我们现在可以绘制这些GeoDataFrames：

>>> # Examine country GeoDataFrame
>>> world.head()

	pop_est	continent	name	iso_a3	gdp_md_est	geometry
0	28400000.0	Asia	Afghanistan	AFG	22270.0	POLYGON ((61.21081709172574 35.65007233330923,...
1	12799293.0	Africa	Angola	AGO	110300.0	(POLYGON ((16.32652835456705 -5.87747039146621...
2	3639453.0	Europe	Albania	ALB	21810.0	POLYGON ((20.59024743010491 41.85540416113361,...
3	4798491.0	Asia	United Arab Emirates	ARE	184300.0	POLYGON ((51.57951867046327 24.24549713795111,...
4	40913584.0	South America	Argentina	ARG	573900.0	(POLYGON ((-65.50000000000003 -55.199999999999...

>>>  world.plot();

注意，一般来说，任何可以输出到matplotlib中pyplot的选项（或者适用于行的样式选项）都可以输出给plot（）方法。

Chloropleth地图¶

geopandas创建Chloropleth地图比较简单（每个形状颜色对应于相关联变量值的地图）。只需使用plot命令，将列参数设置为要用于分配颜色值的列即可。

>>> # Plot by GDP per capta
>>> world = world[(world.pop_est>0) & (world.name!="Antarctica")]
>>>
>>> world['gdp_per_cap'] = world.gdp_md_est / world.pop_est
>>>
>>> world.plot(column='gdp_per_cap');

选择颜色。还可以使用cmap选项修改plot颜色（有关色彩图的完整列表，请参阅matplotlib网站）：

>>> world.plot(column='gdp_per_cap', cmap='OrRd');

颜色映射的缩放方式也可以使用scheme选项（如果你已经安装了pysal，可以通过conda install pysal来实现）。默认情况下，scheme设置为“equal_intervals”，但也可以调整为任何其他pysal选项，如“分位数”，“百分位数”等。

>>> world.plot(column='gdp_per_cap', cmap='OrRd', scheme='quantiles');

/usr/lib/python3/dist-packages/pysal/__init__.py:65: VisibleDeprecationWarning: PySAL's API will be changed on 2018-12-31. The last release made with this API is version 1.14.4. A preview of the next API version is provided in the pysalnext package. The API changes and a guide on how to change imports is provided at https://migrating.pysal.org
  ), VisibleDeprecationWarning)
/usr/lib/python3/dist-packages/scipy/stats/stats.py:1713: FutureWarning: Using a non-tuple sequence for multidimensional indexing is deprecated; use arr[tuple(seq)] instead of arr[seq]. In the future this will be interpreted as an array index, arr[np.array(seq)], which will result either in an error or a different result.

-- 任务要求 --
根据上面这段讲 geopandas 绘图的文字，回答下面的问题：
(a) 用哪个选项可以修改 plot 的颜色？
(b) 默认情况下，scheme 设置为什么？
(c) 表里 Argentina 那一行的 iso_a3 是什么？

[空间布局条目]
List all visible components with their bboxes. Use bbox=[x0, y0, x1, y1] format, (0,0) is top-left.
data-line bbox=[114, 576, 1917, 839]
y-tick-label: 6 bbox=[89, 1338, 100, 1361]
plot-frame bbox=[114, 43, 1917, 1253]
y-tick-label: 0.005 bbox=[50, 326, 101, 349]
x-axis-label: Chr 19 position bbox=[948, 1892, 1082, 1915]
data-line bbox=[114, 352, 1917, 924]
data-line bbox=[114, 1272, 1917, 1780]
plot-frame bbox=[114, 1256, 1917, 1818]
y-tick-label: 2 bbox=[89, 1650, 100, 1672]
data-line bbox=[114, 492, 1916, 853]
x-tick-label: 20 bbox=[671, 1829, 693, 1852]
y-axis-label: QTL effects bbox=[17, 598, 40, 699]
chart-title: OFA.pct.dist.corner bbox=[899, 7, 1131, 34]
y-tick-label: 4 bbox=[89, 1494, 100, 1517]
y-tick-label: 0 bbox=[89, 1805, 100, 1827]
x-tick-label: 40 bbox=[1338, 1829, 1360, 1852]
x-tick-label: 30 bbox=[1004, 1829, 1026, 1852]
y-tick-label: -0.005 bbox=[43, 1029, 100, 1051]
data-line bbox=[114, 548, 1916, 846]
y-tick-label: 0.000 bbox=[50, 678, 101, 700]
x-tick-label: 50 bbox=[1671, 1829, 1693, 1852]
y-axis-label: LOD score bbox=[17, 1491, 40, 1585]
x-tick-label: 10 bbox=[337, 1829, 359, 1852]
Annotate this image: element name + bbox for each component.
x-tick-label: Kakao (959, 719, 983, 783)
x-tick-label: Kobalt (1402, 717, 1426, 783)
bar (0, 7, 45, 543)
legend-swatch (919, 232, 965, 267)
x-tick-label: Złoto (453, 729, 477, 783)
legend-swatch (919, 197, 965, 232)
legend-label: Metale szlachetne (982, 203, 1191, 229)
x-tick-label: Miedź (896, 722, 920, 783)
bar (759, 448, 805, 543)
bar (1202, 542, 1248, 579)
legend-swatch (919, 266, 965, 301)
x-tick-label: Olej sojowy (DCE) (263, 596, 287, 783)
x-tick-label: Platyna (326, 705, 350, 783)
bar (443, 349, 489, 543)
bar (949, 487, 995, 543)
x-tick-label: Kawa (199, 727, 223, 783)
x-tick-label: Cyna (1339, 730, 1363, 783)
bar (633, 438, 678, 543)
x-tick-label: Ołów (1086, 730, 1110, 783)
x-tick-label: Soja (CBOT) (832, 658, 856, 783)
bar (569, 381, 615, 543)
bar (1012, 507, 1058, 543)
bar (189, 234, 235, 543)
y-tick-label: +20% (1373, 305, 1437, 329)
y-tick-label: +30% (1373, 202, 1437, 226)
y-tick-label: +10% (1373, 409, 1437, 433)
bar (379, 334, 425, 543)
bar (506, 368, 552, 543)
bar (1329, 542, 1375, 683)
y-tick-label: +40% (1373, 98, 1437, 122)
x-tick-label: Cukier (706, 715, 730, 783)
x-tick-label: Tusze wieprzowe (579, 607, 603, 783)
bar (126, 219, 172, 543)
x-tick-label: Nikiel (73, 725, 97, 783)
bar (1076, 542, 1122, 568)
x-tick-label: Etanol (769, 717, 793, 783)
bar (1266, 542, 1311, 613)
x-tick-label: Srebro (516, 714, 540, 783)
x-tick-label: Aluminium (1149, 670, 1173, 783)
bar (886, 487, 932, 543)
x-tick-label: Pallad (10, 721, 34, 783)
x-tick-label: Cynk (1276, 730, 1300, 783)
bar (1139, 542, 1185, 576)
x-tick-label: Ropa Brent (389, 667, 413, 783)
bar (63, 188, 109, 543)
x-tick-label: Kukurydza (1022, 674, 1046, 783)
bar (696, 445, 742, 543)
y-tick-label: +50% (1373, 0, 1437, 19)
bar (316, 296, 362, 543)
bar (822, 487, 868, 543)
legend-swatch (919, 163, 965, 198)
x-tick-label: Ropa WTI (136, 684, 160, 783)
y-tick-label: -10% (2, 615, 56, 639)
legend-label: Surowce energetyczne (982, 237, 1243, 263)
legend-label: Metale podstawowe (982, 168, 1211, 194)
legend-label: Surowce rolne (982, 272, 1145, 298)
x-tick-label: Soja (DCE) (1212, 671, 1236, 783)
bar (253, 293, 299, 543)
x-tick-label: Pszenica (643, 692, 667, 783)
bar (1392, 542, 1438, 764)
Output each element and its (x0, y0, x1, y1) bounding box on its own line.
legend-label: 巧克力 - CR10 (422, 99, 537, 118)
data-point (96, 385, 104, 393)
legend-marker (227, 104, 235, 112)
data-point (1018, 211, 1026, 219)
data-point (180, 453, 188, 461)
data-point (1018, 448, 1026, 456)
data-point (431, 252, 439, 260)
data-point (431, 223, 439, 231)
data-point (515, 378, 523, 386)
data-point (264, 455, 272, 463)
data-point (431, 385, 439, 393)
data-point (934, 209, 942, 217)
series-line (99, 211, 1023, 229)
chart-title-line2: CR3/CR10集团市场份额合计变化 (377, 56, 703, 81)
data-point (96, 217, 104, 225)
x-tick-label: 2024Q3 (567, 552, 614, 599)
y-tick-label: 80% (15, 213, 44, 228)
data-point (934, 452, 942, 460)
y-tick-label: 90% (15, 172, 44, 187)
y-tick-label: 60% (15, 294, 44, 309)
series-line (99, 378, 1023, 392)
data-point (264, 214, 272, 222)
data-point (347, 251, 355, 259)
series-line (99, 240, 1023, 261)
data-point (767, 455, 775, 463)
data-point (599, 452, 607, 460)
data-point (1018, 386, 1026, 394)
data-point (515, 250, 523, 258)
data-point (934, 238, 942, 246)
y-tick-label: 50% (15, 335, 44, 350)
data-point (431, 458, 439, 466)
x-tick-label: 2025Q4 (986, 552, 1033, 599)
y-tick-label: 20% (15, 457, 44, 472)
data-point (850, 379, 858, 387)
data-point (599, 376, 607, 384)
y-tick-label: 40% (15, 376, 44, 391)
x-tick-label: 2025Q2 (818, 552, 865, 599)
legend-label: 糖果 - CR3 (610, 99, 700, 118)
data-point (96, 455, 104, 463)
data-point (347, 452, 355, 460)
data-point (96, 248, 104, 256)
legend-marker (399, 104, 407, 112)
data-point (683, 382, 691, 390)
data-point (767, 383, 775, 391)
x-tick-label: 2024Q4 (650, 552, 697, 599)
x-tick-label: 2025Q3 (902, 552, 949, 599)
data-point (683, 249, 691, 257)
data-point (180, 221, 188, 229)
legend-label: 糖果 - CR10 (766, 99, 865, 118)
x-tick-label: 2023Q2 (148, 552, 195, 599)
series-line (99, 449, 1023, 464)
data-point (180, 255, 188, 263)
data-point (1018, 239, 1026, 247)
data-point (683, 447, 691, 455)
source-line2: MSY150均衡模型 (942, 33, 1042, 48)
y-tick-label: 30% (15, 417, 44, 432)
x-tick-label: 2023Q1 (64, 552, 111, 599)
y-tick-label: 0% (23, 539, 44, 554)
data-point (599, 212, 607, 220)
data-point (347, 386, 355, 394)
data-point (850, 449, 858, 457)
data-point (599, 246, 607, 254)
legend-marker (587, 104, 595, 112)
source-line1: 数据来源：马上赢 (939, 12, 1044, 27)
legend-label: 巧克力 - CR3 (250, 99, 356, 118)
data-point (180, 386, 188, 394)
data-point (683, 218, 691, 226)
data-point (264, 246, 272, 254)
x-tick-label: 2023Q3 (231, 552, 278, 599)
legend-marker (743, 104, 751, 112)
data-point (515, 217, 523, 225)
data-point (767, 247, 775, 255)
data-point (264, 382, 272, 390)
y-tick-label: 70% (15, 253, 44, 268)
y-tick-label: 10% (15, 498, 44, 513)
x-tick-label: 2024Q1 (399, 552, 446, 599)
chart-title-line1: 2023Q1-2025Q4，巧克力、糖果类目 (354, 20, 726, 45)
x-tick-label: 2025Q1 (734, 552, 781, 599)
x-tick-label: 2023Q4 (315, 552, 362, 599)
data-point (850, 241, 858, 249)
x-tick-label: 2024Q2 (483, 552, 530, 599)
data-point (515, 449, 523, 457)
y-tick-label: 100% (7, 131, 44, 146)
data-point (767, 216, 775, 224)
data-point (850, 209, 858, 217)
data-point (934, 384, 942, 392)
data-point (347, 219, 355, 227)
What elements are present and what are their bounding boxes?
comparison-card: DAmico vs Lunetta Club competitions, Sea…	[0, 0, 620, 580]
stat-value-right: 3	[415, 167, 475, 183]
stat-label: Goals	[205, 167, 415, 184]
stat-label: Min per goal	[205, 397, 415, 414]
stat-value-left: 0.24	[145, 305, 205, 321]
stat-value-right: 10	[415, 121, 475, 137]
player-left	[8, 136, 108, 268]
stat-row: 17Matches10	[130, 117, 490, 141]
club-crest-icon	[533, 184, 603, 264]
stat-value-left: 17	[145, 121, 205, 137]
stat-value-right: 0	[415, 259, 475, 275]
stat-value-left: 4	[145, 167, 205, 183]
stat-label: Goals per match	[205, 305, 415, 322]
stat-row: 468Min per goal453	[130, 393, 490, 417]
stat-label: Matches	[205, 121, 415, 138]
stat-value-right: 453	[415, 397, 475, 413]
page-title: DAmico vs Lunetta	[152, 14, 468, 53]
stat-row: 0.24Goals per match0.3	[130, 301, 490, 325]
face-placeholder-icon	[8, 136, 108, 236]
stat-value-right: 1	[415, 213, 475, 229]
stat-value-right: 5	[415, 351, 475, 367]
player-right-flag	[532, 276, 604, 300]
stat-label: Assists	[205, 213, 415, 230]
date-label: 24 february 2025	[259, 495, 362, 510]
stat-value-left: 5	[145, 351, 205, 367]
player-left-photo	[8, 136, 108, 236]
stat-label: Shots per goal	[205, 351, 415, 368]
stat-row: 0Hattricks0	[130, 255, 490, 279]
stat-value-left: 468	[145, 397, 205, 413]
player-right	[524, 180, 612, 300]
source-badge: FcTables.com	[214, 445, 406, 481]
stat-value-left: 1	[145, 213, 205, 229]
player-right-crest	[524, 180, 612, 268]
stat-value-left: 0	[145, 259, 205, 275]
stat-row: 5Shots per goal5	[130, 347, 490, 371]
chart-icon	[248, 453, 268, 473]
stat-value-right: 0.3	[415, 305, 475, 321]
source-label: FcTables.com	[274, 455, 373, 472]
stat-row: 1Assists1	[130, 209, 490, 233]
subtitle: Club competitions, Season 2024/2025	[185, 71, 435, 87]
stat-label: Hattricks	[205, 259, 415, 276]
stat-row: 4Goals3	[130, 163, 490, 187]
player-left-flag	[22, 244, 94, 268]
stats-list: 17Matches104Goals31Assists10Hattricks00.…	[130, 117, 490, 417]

-- 作答 --
(a) cmap
(b) "equal_intervals"
(c) ARG